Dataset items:
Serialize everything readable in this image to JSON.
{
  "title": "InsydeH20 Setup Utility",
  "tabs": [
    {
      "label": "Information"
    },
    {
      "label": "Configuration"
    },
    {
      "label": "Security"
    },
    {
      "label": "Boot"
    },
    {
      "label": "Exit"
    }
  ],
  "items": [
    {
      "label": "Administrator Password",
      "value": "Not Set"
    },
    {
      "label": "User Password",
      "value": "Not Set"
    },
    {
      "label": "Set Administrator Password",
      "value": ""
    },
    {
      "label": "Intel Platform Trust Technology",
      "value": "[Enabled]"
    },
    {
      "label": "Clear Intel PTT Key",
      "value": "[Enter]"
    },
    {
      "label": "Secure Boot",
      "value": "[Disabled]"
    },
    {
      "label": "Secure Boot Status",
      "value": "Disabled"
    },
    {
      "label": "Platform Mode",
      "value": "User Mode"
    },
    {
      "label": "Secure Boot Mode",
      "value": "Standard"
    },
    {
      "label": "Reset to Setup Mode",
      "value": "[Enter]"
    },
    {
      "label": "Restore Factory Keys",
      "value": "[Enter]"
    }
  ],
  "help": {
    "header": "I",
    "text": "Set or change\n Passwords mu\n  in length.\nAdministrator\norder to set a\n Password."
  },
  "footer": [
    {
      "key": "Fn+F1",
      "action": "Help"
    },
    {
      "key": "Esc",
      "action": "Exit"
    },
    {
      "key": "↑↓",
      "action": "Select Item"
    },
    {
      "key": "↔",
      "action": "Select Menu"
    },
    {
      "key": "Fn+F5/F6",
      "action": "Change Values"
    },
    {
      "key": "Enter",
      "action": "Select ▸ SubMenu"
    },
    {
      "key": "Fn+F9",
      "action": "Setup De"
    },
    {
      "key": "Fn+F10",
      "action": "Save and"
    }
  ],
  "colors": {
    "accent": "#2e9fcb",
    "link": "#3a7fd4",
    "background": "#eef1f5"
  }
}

==

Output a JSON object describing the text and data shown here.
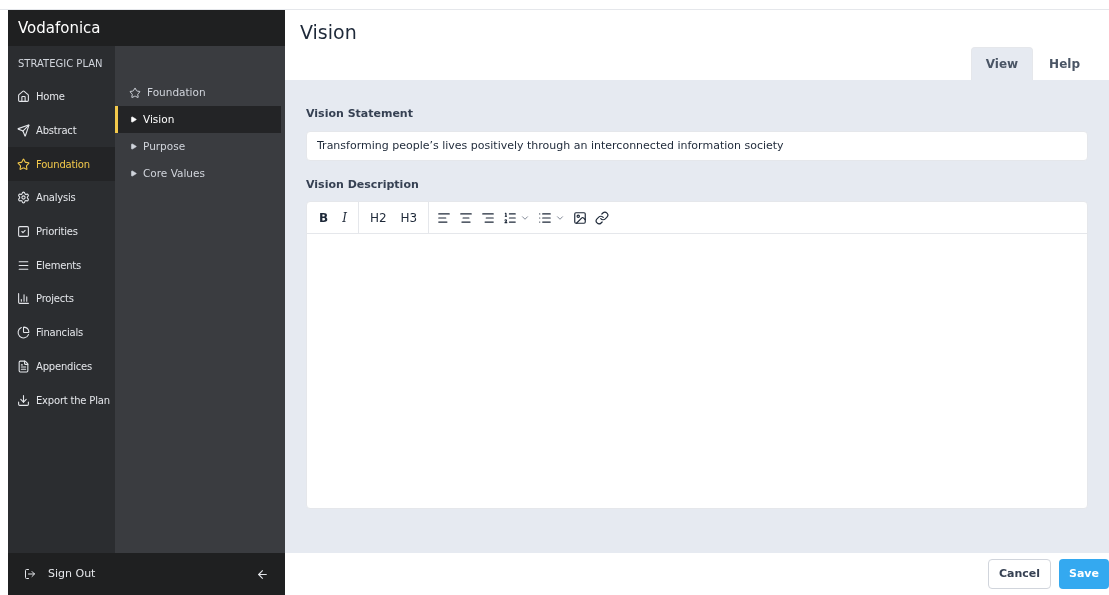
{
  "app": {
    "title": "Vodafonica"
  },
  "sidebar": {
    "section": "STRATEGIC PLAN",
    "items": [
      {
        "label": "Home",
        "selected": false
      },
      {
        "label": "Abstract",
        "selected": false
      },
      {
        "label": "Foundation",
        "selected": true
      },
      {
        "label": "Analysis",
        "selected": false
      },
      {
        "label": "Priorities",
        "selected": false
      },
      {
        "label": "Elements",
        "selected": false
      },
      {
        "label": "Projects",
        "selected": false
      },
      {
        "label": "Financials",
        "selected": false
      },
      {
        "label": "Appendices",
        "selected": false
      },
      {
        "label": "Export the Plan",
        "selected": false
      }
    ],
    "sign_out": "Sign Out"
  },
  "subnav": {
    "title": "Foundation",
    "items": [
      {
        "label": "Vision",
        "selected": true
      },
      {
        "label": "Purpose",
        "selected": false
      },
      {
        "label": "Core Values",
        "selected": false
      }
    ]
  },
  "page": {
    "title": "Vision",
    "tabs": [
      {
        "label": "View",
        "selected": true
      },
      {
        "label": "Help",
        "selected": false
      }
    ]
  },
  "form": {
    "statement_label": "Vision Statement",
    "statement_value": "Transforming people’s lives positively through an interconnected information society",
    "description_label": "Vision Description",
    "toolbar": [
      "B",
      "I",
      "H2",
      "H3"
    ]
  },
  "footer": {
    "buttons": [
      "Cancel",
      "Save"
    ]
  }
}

==

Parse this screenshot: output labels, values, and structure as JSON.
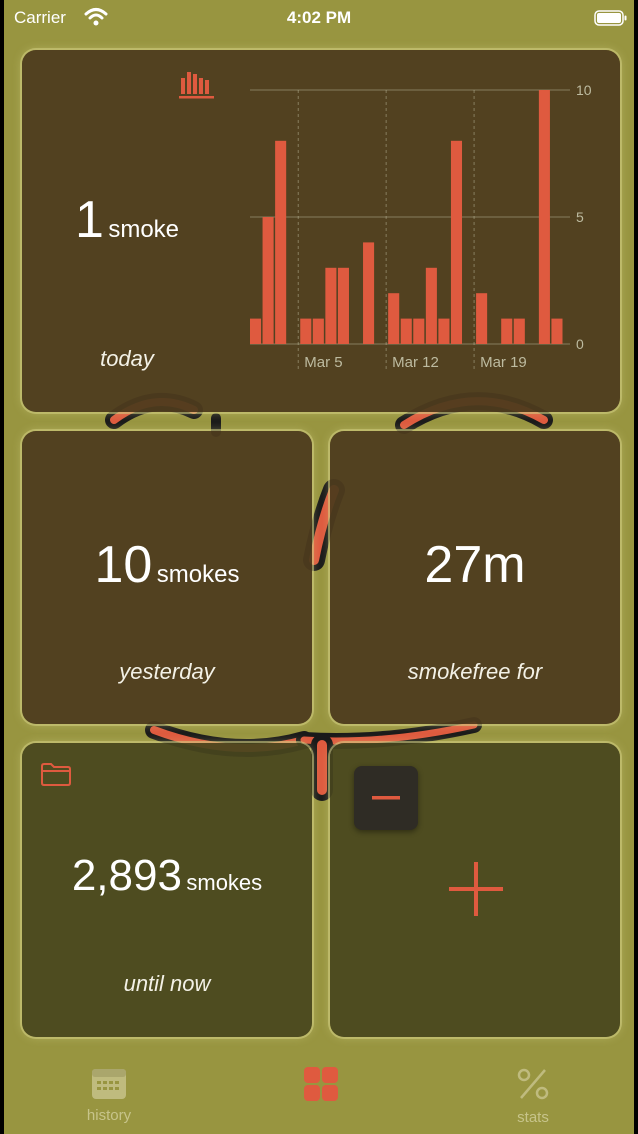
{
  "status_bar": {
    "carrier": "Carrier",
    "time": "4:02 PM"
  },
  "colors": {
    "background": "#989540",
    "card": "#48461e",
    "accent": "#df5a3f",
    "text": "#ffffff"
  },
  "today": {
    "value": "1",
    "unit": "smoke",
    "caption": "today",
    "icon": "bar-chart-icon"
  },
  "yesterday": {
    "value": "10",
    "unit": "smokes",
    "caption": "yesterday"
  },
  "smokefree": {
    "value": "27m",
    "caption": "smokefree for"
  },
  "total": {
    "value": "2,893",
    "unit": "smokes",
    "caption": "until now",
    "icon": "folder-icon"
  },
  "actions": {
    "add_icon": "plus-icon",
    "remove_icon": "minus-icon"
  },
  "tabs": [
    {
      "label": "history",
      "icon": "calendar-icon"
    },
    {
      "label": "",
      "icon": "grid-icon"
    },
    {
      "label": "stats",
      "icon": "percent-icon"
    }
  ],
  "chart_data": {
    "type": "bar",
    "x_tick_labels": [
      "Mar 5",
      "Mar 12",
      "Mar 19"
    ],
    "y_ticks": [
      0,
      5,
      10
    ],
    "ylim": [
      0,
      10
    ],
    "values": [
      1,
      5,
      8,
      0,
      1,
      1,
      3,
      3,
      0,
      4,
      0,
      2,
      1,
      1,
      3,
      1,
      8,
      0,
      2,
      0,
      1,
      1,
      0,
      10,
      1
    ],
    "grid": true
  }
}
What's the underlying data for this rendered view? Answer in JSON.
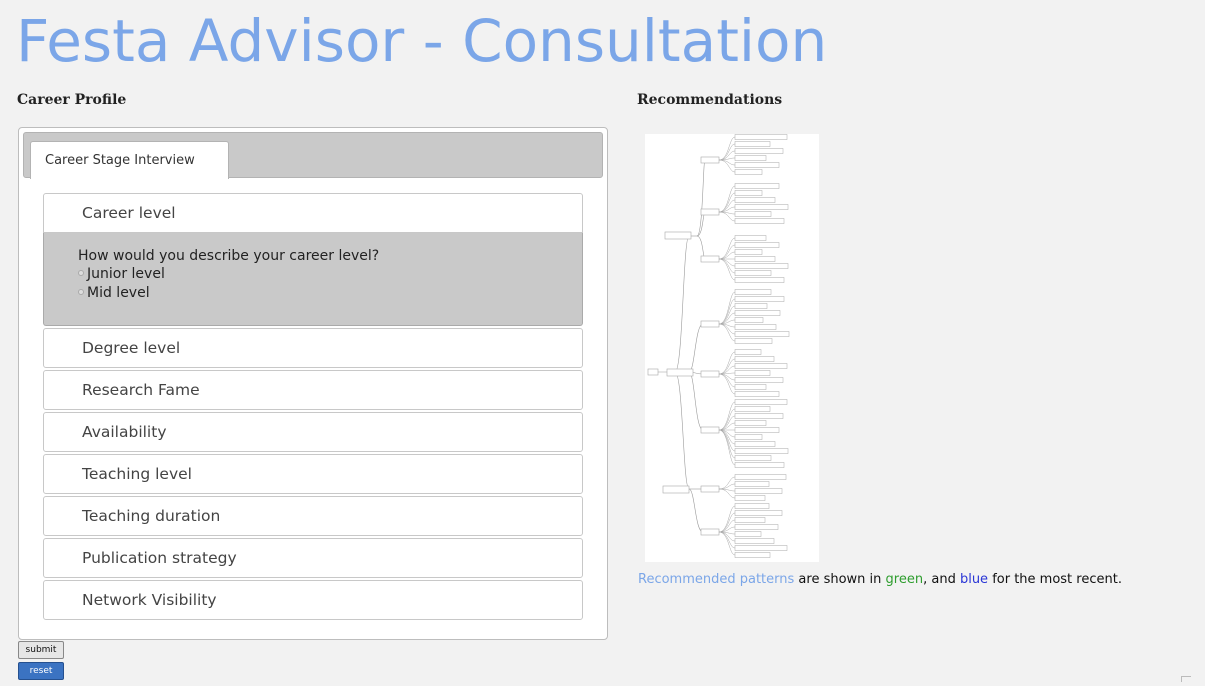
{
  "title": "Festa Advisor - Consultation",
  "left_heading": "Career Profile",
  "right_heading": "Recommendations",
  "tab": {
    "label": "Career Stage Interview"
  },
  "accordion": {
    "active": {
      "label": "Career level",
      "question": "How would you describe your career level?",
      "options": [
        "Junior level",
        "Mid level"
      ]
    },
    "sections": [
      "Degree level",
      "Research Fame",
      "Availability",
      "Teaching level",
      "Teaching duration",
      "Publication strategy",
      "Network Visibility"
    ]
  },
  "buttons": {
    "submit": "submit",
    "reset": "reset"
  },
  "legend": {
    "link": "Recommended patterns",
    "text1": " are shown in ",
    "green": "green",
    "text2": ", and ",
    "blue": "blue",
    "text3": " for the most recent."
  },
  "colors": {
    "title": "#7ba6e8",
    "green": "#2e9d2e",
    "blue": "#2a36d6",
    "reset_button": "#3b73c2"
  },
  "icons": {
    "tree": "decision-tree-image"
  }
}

**Request**
Of the lines above, how many contain the word "this"? Provide the number and nothing else.

**Written reply**
3